● **Dataset excerpt**
※ ※ ※

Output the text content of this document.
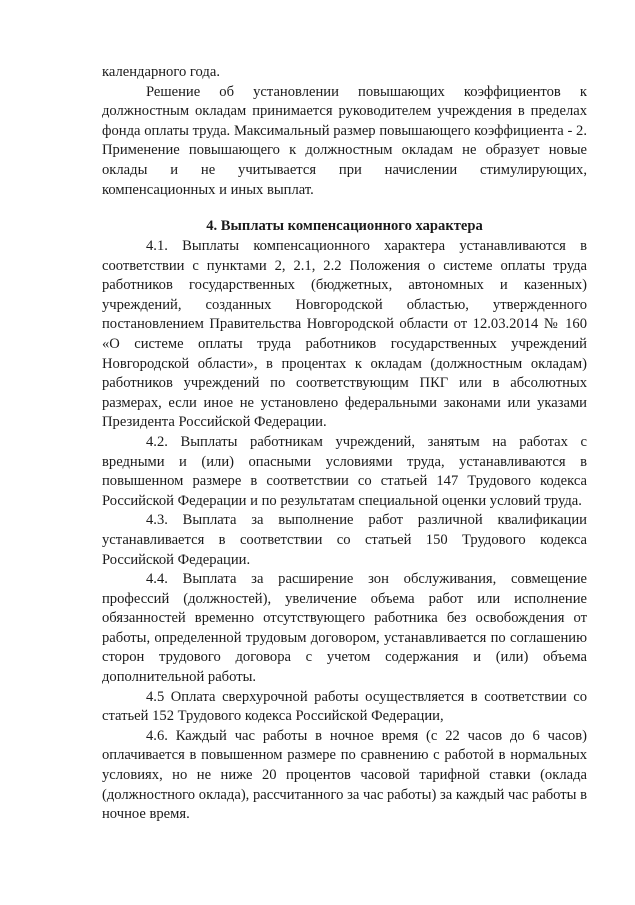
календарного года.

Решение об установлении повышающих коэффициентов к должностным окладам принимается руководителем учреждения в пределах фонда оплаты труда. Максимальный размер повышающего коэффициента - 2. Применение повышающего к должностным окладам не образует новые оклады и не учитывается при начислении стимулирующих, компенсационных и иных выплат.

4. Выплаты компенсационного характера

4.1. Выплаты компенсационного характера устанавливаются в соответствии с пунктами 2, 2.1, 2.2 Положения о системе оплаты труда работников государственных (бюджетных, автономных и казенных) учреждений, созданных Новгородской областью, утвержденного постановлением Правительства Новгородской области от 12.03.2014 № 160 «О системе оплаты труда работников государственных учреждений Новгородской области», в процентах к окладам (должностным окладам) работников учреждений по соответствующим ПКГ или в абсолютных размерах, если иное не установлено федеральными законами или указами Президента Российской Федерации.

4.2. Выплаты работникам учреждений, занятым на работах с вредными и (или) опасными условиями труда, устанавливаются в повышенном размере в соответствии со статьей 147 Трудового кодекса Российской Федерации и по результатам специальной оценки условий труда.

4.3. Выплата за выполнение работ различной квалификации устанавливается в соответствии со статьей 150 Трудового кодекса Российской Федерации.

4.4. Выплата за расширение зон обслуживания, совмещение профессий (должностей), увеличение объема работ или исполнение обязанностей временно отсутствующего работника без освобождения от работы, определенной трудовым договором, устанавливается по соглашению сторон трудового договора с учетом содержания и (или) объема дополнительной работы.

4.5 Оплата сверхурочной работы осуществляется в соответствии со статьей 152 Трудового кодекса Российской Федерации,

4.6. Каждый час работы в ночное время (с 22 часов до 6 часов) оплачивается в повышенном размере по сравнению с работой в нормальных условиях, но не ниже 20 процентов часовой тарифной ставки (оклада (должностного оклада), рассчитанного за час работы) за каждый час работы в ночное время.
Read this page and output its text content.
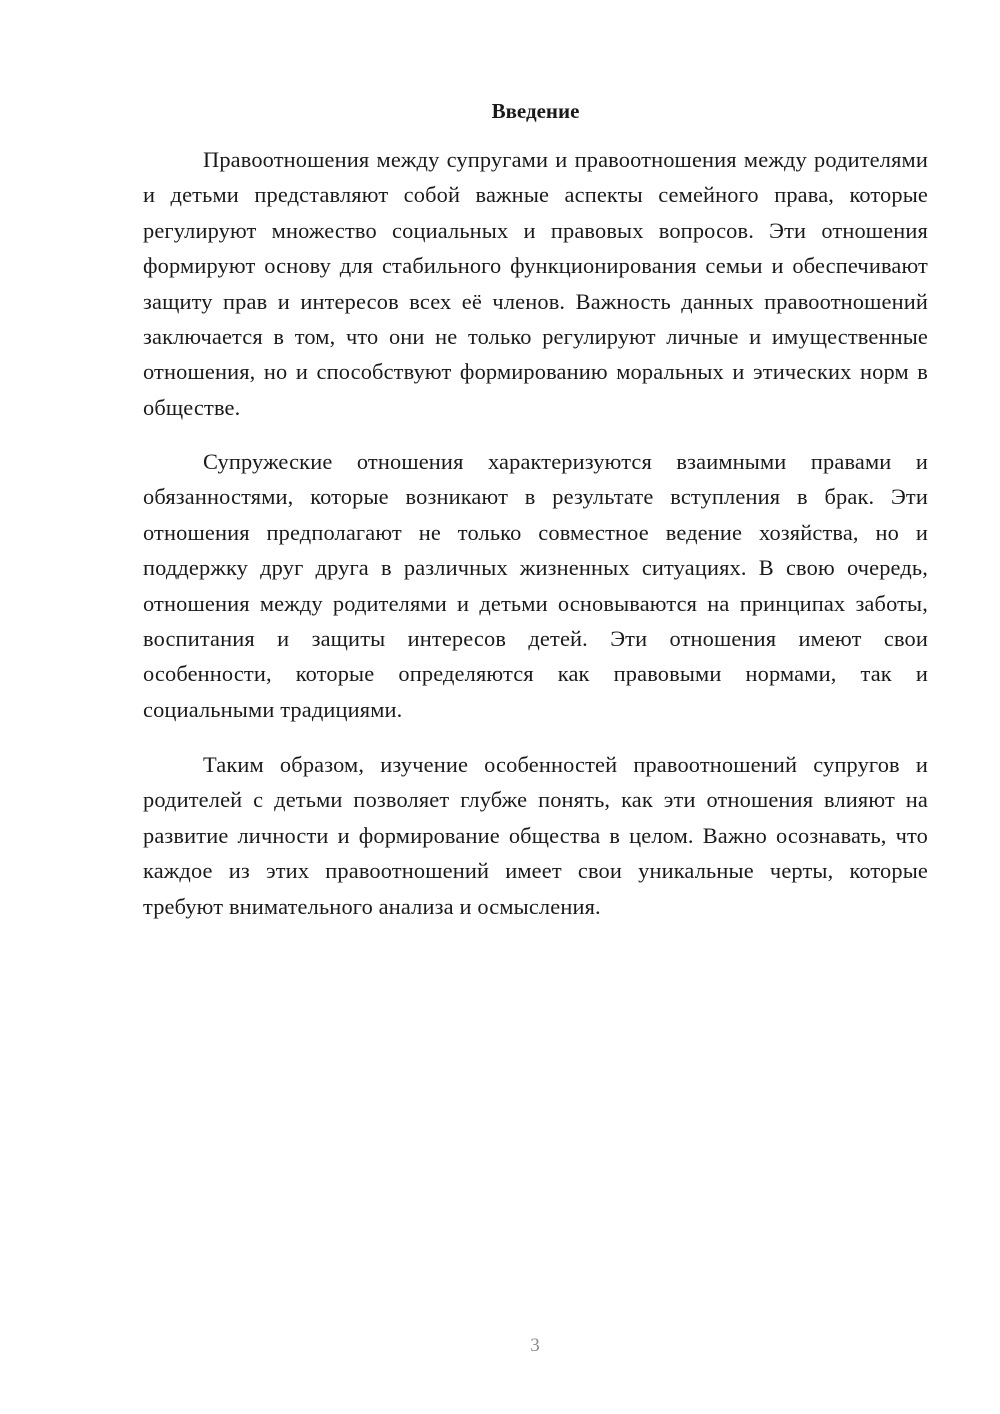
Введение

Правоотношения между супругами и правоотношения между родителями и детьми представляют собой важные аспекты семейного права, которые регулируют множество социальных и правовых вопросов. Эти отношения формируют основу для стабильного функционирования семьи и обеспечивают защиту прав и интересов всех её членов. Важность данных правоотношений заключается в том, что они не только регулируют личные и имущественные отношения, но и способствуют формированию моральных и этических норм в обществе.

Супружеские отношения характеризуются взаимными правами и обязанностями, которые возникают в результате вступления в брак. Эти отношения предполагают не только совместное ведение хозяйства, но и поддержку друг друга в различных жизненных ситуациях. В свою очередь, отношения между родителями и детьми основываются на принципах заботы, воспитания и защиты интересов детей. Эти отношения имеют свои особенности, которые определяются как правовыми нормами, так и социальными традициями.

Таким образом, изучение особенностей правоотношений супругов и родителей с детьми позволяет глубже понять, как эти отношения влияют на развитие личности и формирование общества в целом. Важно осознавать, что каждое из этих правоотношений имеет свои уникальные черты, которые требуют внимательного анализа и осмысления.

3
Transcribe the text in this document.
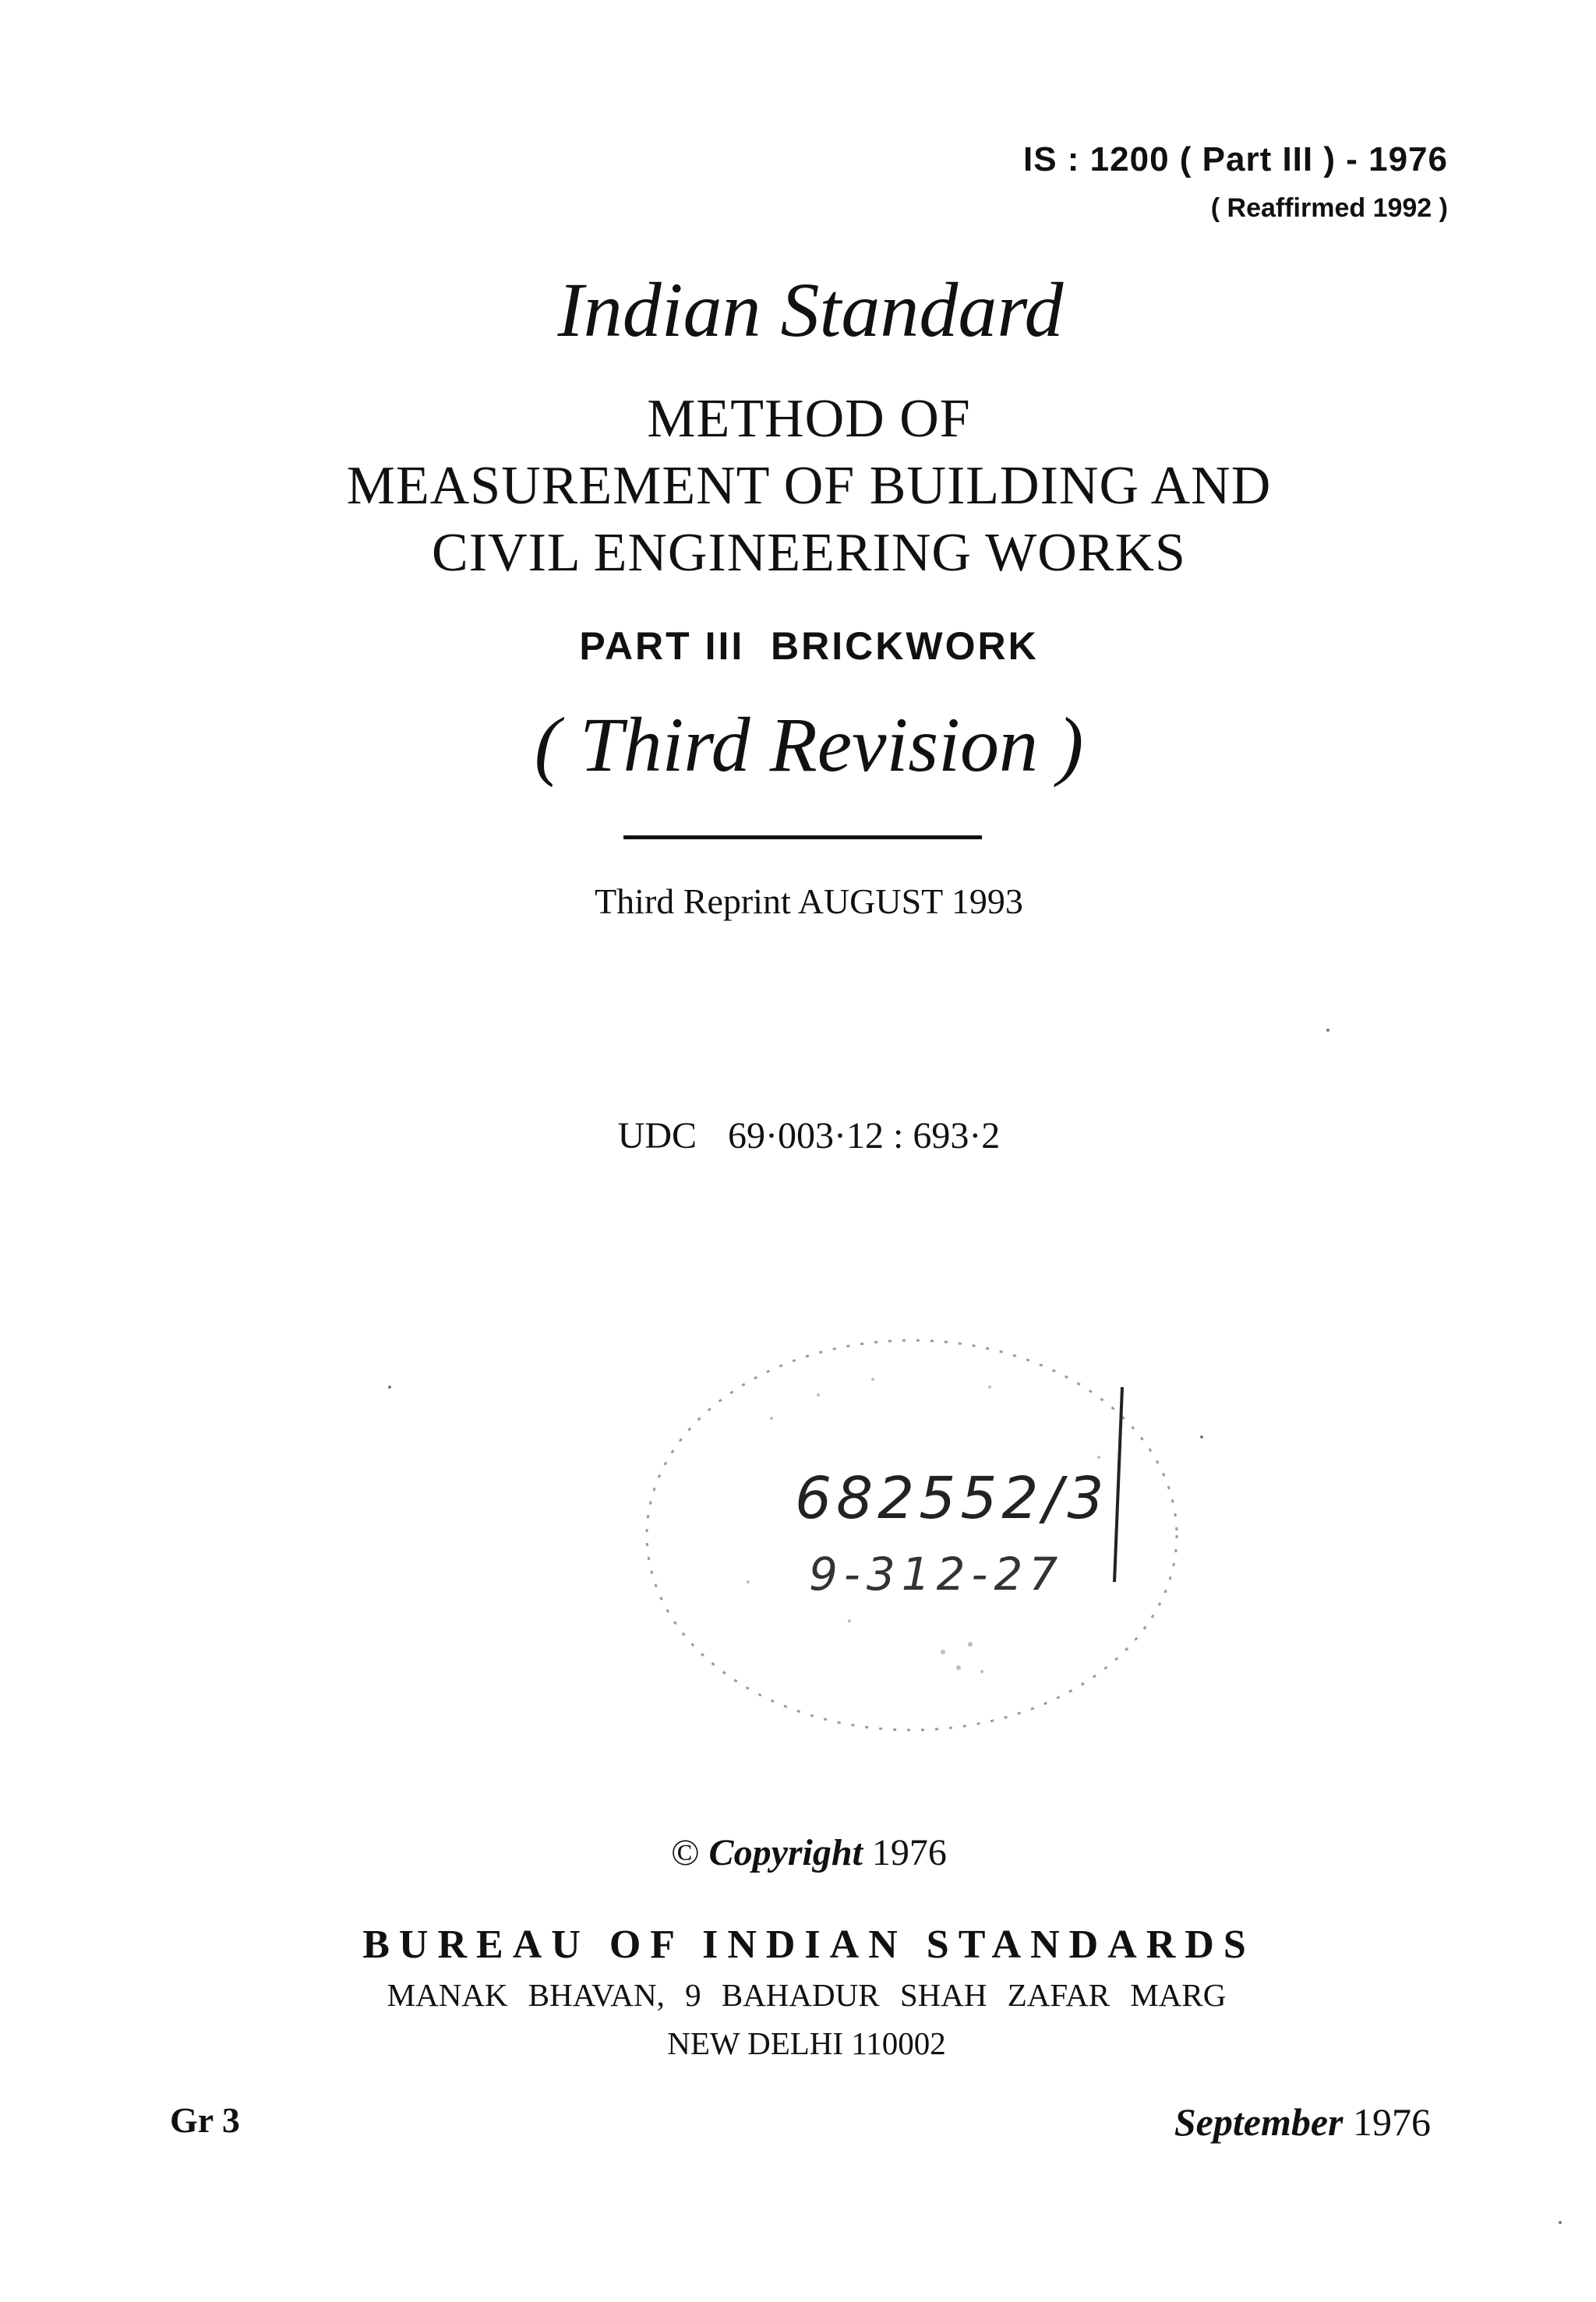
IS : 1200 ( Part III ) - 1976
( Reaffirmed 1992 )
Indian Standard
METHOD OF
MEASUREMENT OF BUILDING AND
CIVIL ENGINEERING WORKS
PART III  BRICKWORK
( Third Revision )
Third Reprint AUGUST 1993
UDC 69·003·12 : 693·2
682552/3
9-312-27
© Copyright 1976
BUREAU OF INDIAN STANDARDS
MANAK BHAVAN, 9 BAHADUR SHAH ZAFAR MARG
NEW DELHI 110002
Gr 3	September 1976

※ ※ ※

● **Exercise brief**
Track down the lines that include the word "text" and copy them.

● **Solution below**
Output the text content of this document.
Read this page and output its text content.
Transcribe the text in this document.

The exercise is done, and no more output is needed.